Records contained in a dataset
╔══

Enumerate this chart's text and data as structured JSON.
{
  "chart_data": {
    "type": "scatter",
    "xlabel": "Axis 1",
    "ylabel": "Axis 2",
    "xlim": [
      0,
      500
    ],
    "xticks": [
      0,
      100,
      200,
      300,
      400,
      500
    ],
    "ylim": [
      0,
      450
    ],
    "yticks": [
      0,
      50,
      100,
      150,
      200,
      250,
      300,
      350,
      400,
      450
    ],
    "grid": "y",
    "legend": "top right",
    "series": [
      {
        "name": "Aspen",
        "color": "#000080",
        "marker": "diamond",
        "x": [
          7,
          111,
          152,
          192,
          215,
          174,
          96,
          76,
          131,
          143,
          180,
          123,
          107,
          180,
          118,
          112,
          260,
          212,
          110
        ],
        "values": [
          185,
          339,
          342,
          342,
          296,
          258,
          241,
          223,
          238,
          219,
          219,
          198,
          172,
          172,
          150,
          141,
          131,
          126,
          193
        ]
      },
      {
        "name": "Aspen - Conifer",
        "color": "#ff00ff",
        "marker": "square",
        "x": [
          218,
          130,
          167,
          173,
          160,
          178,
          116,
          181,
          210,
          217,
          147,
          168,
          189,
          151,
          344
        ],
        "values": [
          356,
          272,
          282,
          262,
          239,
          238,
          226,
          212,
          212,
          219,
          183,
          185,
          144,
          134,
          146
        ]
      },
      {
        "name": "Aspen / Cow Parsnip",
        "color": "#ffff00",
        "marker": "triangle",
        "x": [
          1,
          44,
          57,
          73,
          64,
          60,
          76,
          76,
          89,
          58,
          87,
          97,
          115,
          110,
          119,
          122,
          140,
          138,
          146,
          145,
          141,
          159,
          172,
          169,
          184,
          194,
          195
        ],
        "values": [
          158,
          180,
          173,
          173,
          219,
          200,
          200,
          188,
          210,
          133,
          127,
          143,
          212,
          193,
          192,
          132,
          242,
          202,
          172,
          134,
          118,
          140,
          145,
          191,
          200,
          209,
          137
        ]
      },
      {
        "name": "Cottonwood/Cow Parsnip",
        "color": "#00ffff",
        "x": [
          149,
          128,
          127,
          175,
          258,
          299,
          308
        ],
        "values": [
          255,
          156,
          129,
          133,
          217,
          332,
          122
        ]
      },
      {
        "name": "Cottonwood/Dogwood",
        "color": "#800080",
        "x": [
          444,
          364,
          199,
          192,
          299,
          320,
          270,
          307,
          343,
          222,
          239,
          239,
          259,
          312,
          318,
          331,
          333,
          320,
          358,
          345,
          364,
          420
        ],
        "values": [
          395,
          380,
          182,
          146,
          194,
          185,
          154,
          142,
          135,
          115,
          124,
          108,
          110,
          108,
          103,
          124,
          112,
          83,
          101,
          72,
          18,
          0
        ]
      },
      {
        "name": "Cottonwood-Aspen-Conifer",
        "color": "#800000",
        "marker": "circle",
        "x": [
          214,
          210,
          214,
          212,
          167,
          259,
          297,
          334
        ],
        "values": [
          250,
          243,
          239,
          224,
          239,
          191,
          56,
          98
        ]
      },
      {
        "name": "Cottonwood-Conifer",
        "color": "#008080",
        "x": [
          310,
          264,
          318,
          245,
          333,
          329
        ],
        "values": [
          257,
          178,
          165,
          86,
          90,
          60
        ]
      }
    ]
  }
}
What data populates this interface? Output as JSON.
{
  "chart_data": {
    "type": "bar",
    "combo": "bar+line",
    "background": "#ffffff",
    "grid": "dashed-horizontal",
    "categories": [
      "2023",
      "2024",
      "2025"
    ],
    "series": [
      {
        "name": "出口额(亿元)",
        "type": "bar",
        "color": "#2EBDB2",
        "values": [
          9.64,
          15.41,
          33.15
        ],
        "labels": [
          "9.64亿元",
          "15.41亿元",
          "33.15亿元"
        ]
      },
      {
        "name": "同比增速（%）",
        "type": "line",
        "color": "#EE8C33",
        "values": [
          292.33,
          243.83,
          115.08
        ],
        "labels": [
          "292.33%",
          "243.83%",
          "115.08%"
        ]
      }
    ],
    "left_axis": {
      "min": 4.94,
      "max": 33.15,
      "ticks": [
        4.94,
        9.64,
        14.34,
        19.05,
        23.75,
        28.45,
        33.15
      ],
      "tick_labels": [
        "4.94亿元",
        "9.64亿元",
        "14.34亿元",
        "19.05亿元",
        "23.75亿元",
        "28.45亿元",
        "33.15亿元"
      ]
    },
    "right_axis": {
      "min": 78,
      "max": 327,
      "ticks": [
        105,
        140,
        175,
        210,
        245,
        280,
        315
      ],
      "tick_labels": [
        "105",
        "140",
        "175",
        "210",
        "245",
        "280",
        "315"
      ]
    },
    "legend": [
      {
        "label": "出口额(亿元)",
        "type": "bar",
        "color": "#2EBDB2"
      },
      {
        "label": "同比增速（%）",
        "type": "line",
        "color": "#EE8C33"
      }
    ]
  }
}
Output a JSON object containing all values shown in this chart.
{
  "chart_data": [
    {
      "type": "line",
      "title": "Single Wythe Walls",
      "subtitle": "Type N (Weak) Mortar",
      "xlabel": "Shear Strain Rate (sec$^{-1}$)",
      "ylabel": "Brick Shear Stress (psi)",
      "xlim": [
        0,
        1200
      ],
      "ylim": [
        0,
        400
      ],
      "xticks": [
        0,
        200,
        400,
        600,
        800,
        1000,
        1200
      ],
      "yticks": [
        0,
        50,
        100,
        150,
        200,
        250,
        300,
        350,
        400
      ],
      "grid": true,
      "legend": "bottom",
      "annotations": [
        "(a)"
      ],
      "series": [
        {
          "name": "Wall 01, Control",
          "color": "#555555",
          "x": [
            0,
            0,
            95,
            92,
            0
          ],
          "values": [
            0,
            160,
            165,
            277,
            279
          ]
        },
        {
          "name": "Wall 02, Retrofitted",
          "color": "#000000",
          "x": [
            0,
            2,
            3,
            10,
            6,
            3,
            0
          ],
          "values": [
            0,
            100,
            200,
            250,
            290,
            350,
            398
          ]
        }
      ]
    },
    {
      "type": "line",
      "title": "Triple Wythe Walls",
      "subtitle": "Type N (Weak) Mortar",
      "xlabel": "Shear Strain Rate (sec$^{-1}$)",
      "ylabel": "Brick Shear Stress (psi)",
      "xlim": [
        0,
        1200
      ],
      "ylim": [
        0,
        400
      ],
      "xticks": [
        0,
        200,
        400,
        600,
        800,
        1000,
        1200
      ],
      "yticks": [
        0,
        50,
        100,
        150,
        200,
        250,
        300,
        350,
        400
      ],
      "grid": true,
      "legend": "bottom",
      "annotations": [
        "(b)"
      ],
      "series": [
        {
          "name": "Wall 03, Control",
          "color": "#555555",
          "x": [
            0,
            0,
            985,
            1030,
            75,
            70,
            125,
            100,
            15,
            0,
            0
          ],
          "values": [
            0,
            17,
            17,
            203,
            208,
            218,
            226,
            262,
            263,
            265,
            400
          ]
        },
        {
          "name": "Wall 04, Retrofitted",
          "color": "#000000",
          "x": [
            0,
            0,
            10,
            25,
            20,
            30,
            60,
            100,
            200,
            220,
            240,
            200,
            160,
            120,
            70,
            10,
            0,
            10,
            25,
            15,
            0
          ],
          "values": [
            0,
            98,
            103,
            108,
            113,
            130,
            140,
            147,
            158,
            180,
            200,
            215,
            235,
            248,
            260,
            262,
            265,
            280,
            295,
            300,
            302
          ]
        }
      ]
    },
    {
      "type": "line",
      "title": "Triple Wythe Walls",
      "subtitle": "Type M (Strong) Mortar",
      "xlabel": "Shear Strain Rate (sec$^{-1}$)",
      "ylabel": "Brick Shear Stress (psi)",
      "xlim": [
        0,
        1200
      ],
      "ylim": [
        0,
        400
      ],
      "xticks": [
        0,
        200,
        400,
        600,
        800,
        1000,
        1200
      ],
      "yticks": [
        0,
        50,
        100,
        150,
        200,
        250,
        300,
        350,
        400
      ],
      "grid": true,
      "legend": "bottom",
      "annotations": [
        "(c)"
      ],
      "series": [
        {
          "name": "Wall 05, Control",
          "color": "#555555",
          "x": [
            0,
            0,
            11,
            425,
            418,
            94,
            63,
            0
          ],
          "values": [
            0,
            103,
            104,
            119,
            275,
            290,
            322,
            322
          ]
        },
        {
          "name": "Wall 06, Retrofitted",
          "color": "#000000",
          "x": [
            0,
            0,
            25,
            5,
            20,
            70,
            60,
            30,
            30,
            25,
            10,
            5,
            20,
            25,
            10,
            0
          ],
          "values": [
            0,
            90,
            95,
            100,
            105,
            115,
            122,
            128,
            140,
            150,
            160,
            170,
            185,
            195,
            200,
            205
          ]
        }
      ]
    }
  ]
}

╚══

In the records above, how many lines include the string "Output"? Answer with only the number.

» **Final answer**: 2